**Problem to work on:** Across the entries below, how many lines contain the word "nдолжников"? Give the number alone.

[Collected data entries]
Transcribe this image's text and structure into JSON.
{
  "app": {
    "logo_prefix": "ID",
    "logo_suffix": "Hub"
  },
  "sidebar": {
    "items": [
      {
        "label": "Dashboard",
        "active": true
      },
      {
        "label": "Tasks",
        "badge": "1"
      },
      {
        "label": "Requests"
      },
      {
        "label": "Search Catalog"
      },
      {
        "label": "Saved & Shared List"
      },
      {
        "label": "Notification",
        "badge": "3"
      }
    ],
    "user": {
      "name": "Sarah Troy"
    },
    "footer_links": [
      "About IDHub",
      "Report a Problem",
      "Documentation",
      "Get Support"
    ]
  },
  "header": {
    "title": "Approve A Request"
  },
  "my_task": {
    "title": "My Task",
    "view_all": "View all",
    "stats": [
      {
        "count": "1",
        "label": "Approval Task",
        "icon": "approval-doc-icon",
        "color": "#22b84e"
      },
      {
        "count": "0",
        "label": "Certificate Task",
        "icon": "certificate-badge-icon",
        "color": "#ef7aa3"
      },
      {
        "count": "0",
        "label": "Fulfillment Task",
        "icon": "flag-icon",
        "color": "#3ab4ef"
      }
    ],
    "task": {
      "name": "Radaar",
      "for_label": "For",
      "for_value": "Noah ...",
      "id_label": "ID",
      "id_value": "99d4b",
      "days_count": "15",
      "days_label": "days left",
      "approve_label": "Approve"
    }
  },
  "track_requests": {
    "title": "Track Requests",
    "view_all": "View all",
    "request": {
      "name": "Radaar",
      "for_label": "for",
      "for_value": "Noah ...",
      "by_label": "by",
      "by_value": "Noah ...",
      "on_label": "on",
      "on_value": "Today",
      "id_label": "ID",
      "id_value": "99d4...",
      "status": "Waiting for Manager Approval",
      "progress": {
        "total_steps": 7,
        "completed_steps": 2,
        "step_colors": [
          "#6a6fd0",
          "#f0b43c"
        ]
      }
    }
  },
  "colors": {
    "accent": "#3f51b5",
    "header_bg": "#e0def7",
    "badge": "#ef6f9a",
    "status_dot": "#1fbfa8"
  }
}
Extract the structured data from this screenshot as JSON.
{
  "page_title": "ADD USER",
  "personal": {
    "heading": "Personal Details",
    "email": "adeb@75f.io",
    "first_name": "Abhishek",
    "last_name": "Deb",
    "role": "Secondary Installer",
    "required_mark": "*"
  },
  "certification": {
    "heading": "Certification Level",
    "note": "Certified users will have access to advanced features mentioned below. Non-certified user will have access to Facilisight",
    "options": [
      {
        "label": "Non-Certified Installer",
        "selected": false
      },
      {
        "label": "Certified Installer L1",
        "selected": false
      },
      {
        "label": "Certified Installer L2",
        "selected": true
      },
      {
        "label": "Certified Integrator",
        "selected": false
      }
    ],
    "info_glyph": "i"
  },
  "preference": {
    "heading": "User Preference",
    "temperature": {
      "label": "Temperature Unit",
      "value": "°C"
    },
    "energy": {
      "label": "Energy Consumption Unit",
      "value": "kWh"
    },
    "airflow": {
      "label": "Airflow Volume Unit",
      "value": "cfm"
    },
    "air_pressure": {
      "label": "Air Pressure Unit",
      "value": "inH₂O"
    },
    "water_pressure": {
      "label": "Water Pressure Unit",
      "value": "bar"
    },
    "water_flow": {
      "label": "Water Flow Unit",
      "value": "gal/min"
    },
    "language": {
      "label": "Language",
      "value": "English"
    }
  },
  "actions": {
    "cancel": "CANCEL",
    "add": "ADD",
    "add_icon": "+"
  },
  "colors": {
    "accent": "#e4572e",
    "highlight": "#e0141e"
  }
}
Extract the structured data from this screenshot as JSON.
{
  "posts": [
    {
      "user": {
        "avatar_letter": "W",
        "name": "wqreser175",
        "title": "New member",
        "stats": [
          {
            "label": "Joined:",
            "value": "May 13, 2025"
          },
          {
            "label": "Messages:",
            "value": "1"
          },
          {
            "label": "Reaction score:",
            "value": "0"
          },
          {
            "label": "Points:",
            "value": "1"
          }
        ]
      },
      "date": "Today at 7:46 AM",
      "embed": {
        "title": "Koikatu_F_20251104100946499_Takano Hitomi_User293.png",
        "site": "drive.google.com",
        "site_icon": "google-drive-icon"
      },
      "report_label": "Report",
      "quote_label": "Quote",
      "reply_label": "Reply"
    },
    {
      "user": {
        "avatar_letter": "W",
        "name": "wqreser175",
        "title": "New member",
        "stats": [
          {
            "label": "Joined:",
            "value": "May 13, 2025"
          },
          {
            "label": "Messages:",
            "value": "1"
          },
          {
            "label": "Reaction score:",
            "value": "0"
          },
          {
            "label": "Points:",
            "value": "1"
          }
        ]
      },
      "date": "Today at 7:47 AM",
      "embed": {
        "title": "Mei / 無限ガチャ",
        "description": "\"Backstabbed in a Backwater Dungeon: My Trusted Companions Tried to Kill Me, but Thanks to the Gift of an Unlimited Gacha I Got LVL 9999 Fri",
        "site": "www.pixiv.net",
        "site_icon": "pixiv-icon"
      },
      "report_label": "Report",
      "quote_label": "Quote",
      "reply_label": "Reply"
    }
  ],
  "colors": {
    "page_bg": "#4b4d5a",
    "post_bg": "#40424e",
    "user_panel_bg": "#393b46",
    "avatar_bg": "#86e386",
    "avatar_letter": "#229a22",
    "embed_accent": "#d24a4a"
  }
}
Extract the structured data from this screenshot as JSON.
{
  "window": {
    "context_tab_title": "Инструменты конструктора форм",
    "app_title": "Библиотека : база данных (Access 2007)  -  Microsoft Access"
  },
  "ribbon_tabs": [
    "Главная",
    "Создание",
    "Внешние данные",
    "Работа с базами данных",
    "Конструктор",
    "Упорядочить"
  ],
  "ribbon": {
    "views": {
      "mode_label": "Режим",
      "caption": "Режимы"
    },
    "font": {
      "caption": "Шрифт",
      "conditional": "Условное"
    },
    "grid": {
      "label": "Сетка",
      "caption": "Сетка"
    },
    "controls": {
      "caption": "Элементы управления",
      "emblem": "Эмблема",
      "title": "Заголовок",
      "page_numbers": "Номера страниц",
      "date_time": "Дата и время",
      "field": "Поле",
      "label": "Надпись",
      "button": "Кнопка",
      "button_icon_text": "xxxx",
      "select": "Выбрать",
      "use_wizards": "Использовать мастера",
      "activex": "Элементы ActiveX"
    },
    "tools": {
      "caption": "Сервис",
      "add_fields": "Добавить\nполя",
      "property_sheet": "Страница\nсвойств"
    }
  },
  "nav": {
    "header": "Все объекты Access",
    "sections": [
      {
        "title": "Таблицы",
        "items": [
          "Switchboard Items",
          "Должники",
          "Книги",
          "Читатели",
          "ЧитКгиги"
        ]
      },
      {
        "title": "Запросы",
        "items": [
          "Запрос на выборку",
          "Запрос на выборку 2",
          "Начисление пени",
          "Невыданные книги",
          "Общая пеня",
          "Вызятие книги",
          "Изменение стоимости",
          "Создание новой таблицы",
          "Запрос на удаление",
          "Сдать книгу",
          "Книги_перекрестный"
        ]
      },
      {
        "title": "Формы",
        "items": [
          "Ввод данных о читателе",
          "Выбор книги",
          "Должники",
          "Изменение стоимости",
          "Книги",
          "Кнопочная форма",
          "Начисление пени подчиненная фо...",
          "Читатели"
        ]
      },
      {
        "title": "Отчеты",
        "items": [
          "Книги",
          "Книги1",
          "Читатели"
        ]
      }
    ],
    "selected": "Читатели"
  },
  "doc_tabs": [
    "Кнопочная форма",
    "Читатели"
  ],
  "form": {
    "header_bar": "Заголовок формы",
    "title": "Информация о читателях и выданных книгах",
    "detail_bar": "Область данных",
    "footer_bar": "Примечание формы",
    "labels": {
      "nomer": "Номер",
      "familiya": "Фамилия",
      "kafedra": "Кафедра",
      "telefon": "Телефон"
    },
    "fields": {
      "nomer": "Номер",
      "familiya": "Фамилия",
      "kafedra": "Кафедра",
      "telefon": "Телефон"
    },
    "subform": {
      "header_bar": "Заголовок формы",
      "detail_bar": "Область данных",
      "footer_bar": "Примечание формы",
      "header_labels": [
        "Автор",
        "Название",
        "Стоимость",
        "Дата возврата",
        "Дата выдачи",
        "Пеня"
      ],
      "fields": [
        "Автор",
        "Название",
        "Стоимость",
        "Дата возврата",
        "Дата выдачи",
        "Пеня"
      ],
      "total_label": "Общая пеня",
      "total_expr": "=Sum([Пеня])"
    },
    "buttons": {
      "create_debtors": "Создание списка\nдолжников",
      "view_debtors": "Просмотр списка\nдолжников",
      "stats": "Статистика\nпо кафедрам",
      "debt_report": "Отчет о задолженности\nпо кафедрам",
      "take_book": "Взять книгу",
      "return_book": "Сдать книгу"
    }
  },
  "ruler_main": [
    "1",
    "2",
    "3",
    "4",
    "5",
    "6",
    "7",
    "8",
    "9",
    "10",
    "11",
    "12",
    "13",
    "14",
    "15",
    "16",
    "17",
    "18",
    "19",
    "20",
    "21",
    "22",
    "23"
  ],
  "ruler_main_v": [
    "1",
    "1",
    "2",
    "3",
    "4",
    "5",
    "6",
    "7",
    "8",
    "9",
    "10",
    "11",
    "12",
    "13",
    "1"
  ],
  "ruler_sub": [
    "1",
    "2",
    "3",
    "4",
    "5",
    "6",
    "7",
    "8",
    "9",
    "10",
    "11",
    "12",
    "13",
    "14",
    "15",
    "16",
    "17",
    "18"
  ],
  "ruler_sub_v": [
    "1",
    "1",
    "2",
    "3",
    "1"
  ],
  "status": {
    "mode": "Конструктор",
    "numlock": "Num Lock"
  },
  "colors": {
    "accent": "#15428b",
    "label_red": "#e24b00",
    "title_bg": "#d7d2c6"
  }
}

**Output:** 2